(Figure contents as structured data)
----

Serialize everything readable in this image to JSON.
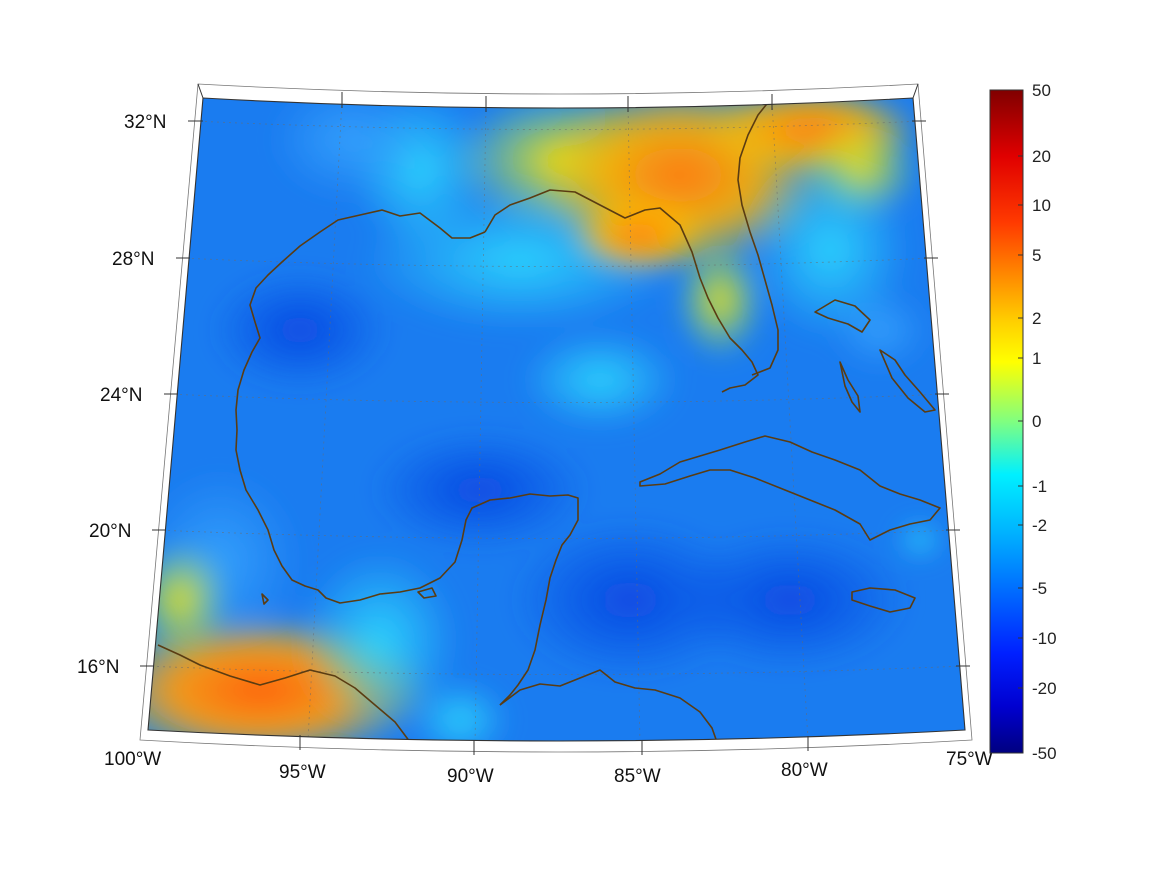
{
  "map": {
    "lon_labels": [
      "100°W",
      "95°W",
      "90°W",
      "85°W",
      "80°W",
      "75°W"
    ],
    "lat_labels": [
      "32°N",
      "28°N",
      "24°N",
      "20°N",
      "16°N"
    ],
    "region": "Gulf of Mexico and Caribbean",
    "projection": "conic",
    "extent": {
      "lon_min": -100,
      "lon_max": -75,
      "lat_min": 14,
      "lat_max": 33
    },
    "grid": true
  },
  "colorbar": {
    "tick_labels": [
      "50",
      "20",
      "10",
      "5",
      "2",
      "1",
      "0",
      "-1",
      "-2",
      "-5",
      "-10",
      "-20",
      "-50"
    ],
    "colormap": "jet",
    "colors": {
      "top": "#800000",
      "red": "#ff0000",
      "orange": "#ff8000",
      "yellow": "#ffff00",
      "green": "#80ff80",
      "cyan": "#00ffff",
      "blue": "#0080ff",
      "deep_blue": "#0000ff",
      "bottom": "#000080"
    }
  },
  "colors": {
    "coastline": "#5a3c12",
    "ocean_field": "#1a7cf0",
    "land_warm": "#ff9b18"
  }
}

----

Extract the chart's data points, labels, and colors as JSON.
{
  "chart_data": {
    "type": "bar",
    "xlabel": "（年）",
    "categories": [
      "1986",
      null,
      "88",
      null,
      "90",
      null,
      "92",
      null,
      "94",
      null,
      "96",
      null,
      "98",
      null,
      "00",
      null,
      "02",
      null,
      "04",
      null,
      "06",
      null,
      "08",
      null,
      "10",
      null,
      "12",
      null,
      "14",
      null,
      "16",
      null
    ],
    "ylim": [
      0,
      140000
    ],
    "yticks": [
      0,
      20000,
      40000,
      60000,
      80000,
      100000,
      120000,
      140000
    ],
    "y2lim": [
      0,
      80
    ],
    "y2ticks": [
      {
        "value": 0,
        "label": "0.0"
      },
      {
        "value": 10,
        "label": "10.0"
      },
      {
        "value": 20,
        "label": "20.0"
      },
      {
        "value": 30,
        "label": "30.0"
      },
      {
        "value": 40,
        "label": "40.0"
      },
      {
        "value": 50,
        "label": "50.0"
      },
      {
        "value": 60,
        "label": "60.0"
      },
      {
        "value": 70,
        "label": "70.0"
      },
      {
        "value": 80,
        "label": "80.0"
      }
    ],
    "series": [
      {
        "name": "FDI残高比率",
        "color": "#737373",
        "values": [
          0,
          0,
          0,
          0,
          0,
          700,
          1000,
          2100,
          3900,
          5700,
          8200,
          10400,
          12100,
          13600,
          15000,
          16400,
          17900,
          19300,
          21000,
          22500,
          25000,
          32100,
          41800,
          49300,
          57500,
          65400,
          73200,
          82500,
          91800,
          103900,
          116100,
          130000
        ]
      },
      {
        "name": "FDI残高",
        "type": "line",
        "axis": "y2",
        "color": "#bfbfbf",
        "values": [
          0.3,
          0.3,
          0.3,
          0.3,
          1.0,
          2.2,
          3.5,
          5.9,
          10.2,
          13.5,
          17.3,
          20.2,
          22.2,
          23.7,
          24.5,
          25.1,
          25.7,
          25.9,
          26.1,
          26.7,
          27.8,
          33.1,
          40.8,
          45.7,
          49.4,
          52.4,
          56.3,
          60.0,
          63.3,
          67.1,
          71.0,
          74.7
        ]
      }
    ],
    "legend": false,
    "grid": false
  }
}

----

■ What is needed ■
Write out every line of the entries that holds the word "JSON".

■ Completed exercise ■
Serialize everything readable in this image to JSON.
Extract the chart's data points, labels, and colors as JSON.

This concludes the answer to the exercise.